Your goal
Please quote every line word for word.

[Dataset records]
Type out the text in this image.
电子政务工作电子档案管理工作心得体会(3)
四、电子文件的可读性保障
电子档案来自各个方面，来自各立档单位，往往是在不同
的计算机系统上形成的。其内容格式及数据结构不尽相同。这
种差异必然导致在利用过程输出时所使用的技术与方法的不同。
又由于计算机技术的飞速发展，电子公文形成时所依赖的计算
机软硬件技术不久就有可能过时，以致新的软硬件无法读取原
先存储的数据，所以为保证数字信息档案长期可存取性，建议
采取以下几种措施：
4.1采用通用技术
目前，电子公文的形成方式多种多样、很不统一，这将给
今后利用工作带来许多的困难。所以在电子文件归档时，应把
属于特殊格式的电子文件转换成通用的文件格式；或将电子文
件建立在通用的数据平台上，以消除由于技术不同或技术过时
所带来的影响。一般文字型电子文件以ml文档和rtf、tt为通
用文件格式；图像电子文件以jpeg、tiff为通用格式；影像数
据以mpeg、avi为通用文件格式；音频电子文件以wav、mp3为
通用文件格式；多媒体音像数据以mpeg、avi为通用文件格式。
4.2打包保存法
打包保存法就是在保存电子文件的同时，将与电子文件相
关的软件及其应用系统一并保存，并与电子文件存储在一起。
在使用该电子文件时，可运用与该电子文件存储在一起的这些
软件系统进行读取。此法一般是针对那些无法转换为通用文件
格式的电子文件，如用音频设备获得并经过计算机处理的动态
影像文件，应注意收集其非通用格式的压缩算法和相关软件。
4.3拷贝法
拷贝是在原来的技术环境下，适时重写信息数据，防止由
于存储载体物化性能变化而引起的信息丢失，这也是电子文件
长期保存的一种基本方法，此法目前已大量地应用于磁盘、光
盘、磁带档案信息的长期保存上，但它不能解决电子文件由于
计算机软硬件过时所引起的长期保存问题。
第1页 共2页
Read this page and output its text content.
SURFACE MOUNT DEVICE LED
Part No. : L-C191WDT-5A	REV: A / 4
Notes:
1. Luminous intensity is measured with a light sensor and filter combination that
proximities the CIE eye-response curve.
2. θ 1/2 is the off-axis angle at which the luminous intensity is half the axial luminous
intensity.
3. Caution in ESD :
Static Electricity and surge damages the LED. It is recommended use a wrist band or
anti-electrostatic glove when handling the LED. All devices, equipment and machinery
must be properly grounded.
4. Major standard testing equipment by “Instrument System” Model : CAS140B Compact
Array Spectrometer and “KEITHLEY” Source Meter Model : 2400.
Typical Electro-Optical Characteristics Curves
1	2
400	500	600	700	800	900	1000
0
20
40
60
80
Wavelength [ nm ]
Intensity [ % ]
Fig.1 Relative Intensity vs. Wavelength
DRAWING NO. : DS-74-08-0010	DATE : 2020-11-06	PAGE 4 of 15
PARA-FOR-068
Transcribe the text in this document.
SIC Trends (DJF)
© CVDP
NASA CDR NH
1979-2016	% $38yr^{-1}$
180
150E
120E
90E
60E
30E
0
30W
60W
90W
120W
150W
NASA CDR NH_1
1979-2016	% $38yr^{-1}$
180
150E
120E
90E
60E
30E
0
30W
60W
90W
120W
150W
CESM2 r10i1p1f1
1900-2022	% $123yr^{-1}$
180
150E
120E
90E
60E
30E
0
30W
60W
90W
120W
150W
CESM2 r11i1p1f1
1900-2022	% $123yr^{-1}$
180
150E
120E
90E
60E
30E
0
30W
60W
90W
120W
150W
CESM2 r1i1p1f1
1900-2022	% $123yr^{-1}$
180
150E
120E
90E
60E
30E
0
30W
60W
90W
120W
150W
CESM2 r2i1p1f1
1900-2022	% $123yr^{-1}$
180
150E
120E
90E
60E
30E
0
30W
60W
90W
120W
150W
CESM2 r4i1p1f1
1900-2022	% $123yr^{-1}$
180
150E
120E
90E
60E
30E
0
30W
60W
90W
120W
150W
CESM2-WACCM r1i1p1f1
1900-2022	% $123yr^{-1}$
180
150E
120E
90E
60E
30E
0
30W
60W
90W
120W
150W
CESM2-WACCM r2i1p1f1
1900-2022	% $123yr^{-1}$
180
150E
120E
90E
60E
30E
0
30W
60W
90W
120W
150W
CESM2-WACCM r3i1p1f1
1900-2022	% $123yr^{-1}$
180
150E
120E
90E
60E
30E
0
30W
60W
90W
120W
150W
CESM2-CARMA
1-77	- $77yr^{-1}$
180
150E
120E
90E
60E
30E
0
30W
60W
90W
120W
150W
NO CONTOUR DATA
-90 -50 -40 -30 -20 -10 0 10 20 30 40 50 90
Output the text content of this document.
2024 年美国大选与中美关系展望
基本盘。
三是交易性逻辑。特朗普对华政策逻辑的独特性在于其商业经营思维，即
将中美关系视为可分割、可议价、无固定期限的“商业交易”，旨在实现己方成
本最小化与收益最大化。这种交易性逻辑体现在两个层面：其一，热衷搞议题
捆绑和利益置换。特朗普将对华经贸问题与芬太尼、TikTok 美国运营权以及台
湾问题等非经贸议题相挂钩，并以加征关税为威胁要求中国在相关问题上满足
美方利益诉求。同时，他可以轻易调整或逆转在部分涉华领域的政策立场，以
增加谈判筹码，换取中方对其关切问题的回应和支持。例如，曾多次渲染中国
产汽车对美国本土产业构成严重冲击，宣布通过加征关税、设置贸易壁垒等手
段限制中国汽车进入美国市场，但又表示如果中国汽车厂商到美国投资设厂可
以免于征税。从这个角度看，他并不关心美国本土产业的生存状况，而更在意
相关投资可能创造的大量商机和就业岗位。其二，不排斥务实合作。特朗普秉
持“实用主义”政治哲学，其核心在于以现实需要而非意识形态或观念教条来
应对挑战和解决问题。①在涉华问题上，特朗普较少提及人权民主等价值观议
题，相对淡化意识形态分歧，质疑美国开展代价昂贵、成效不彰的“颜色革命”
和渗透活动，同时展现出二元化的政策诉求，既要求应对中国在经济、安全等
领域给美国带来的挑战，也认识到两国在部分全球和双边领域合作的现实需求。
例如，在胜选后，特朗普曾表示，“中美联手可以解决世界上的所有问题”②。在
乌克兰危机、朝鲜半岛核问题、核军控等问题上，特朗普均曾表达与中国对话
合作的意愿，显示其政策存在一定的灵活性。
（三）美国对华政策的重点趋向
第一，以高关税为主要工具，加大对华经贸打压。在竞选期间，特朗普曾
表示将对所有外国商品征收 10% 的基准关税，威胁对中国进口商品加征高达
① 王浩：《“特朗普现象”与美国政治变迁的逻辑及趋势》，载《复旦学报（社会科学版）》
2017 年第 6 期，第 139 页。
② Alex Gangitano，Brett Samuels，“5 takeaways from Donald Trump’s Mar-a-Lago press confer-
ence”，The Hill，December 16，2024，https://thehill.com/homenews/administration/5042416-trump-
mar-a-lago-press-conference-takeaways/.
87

Response to this task
Type out the text in this image.
电子政务工作电子档案管理工作心得体会(3)
四、电子文件的可读性保障
电子档案来自各个方面，来自各立档单位，往往是在不同
的计算机系统上形成的。其内容格式及数据结构不尽相同。这
种差异必然导致在利用过程输出时所使用的技术与方法的不同。
又由于计算机技术的飞速发展，电子公文形成时所依赖的计算
机软硬件技术不久就有可能过时，以致新的软硬件无法读取原
先存储的数据，所以为保证数字信息档案长期可存取性，建议
采取以下几种措施：
4.1采用通用技术
目前，电子公文的形成方式多种多样、很不统一，这将给
今后利用工作带来许多的困难。所以在电子文件归档时，应把
属于特殊格式的电子文件转换成通用的文件格式；或将电子文
件建立在通用的数据平台上，以消除由于技术不同或技术过时
所带来的影响。一般文字型电子文件以ml文档和rtf、tt为通
用文件格式；图像电子文件以jpeg、tiff为通用格式；影像数
据以mpeg、avi为通用文件格式；音频电子文件以wav、mp3为
通用文件格式；多媒体音像数据以mpeg、avi为通用文件格式。
4.2打包保存法
打包保存法就是在保存电子文件的同时，将与电子文件相
关的软件及其应用系统一并保存，并与电子文件存储在一起。
在使用该电子文件时，可运用与该电子文件存储在一起的这些
软件系统进行读取。此法一般是针对那些无法转换为通用文件
格式的电子文件，如用音频设备获得并经过计算机处理的动态
影像文件，应注意收集其非通用格式的压缩算法和相关软件。
4.3拷贝法
拷贝是在原来的技术环境下，适时重写信息数据，防止由
于存储载体物化性能变化而引起的信息丢失，这也是电子文件
长期保存的一种基本方法，此法目前已大量地应用于磁盘、光
盘、磁带档案信息的长期保存上，但它不能解决电子文件由于
计算机软硬件过时所引起的长期保存问题。
第1页 共2页
Read this page and output its text content.
SURFACE MOUNT DEVICE LED
Part No. : L-C191WDT-5A	REV: A / 4
Notes:
1. Luminous intensity is measured with a light sensor and filter combination that
proximities the CIE eye-response curve.
2. θ 1/2 is the off-axis angle at which the luminous intensity is half the axial luminous
intensity.
3. Caution in ESD :
Static Electricity and surge damages the LED. It is recommended use a wrist band or
anti-electrostatic glove when handling the LED. All devices, equipment and machinery
must be properly grounded.
4. Major standard testing equipment by “Instrument System” Model : CAS140B Compact
Array Spectrometer and “KEITHLEY” Source Meter Model : 2400.
Typical Electro-Optical Characteristics Curves
1	2
400	500	600	700	800	900	1000
0
20
40
60
80
Wavelength [ nm ]
Intensity [ % ]
Fig.1 Relative Intensity vs. Wavelength
DRAWING NO. : DS-74-08-0010	DATE : 2020-11-06	PAGE 4 of 15
PARA-FOR-068
Transcribe the text in this document.
SIC Trends (DJF)
© CVDP
NASA CDR NH
1979-2016	% $38yr^{-1}$
180
150E
120E
90E
60E
30E
0
30W
60W
90W
120W
150W
NASA CDR NH_1
1979-2016	% $38yr^{-1}$
180
150E
120E
90E
60E
30E
0
30W
60W
90W
120W
150W
CESM2 r10i1p1f1
1900-2022	% $123yr^{-1}$
180
150E
120E
90E
60E
30E
0
30W
60W
90W
120W
150W
CESM2 r11i1p1f1
1900-2022	% $123yr^{-1}$
180
150E
120E
90E
60E
30E
0
30W
60W
90W
120W
150W
CESM2 r1i1p1f1
1900-2022	% $123yr^{-1}$
180
150E
120E
90E
60E
30E
0
30W
60W
90W
120W
150W
CESM2 r2i1p1f1
1900-2022	% $123yr^{-1}$
180
150E
120E
90E
60E
30E
0
30W
60W
90W
120W
150W
CESM2 r4i1p1f1
1900-2022	% $123yr^{-1}$
180
150E
120E
90E
60E
30E
0
30W
60W
90W
120W
150W
CESM2-WACCM r1i1p1f1
1900-2022	% $123yr^{-1}$
180
150E
120E
90E
60E
30E
0
30W
60W
90W
120W
150W
CESM2-WACCM r2i1p1f1
1900-2022	% $123yr^{-1}$
180
150E
120E
90E
60E
30E
0
30W
60W
90W
120W
150W
CESM2-WACCM r3i1p1f1
1900-2022	% $123yr^{-1}$
180
150E
120E
90E
60E
30E
0
30W
60W
90W
120W
150W
CESM2-CARMA
1-77	- $77yr^{-1}$
180
150E
120E
90E
60E
30E
0
30W
60W
90W
120W
150W
NO CONTOUR DATA
-90 -50 -40 -30 -20 -10 0 10 20 30 40 50 90
Output the text content of this document.
2024 年美国大选与中美关系展望
基本盘。
三是交易性逻辑。特朗普对华政策逻辑的独特性在于其商业经营思维，即
将中美关系视为可分割、可议价、无固定期限的“商业交易”，旨在实现己方成
本最小化与收益最大化。这种交易性逻辑体现在两个层面：其一，热衷搞议题
捆绑和利益置换。特朗普将对华经贸问题与芬太尼、TikTok 美国运营权以及台
湾问题等非经贸议题相挂钩，并以加征关税为威胁要求中国在相关问题上满足
美方利益诉求。同时，他可以轻易调整或逆转在部分涉华领域的政策立场，以
增加谈判筹码，换取中方对其关切问题的回应和支持。例如，曾多次渲染中国
产汽车对美国本土产业构成严重冲击，宣布通过加征关税、设置贸易壁垒等手
段限制中国汽车进入美国市场，但又表示如果中国汽车厂商到美国投资设厂可
以免于征税。从这个角度看，他并不关心美国本土产业的生存状况，而更在意
相关投资可能创造的大量商机和就业岗位。其二，不排斥务实合作。特朗普秉
持“实用主义”政治哲学，其核心在于以现实需要而非意识形态或观念教条来
应对挑战和解决问题。①在涉华问题上，特朗普较少提及人权民主等价值观议
题，相对淡化意识形态分歧，质疑美国开展代价昂贵、成效不彰的“颜色革命”
和渗透活动，同时展现出二元化的政策诉求，既要求应对中国在经济、安全等
领域给美国带来的挑战，也认识到两国在部分全球和双边领域合作的现实需求。
例如，在胜选后，特朗普曾表示，“中美联手可以解决世界上的所有问题”②。在
乌克兰危机、朝鲜半岛核问题、核军控等问题上，特朗普均曾表达与中国对话
合作的意愿，显示其政策存在一定的灵活性。
（三）美国对华政策的重点趋向
第一，以高关税为主要工具，加大对华经贸打压。在竞选期间，特朗普曾
表示将对所有外国商品征收 10% 的基准关税，威胁对中国进口商品加征高达
① 王浩：《“特朗普现象”与美国政治变迁的逻辑及趋势》，载《复旦学报（社会科学版）》
2017 年第 6 期，第 139 页。
② Alex Gangitano，Brett Samuels，“5 takeaways from Donald Trump’s Mar-a-Lago press confer-
ence”，The Hill，December 16，2024，https://thehill.com/homenews/administration/5042416-trump-
mar-a-lago-press-conference-takeaways/.
87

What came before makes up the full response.